■ Requirements: Which lines in the records below contain the word "text"? Copy each of them.

■ Records for this exercise:
========================================
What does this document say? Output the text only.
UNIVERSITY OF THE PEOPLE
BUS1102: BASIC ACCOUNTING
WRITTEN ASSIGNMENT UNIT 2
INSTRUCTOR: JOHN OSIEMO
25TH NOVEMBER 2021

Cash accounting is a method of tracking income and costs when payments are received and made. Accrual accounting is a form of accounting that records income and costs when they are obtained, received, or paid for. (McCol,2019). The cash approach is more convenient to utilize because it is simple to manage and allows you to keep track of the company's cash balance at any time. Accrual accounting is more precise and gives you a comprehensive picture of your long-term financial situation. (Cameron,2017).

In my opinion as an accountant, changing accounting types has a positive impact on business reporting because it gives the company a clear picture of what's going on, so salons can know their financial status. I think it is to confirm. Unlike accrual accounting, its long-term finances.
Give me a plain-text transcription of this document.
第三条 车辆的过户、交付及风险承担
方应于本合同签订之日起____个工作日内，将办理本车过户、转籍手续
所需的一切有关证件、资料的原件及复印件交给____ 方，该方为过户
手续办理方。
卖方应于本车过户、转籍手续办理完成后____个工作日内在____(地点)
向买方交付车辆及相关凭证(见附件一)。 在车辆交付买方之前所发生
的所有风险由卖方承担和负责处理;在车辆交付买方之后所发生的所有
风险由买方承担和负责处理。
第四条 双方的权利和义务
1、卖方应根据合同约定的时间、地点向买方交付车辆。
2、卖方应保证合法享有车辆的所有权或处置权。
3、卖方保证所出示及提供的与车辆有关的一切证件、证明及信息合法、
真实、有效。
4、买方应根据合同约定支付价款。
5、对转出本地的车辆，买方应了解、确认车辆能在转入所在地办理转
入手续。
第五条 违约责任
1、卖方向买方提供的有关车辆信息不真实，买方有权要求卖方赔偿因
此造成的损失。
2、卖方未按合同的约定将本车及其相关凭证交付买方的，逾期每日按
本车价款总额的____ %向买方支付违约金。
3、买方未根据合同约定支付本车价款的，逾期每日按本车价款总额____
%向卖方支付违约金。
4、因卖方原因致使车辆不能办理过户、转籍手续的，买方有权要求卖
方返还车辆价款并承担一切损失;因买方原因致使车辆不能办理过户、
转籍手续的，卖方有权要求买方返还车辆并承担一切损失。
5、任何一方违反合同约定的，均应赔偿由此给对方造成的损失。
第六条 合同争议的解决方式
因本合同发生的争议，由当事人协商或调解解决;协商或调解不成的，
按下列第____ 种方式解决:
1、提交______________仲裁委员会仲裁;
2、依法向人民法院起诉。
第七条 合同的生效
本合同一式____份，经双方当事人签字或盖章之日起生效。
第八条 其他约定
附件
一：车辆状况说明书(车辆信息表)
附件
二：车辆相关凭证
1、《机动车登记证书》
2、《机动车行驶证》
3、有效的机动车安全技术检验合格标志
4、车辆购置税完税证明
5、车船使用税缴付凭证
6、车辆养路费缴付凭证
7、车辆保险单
========================================
■ Result of this task:
What does this document say? Output the text only.
Give me a plain-text transcription of this document.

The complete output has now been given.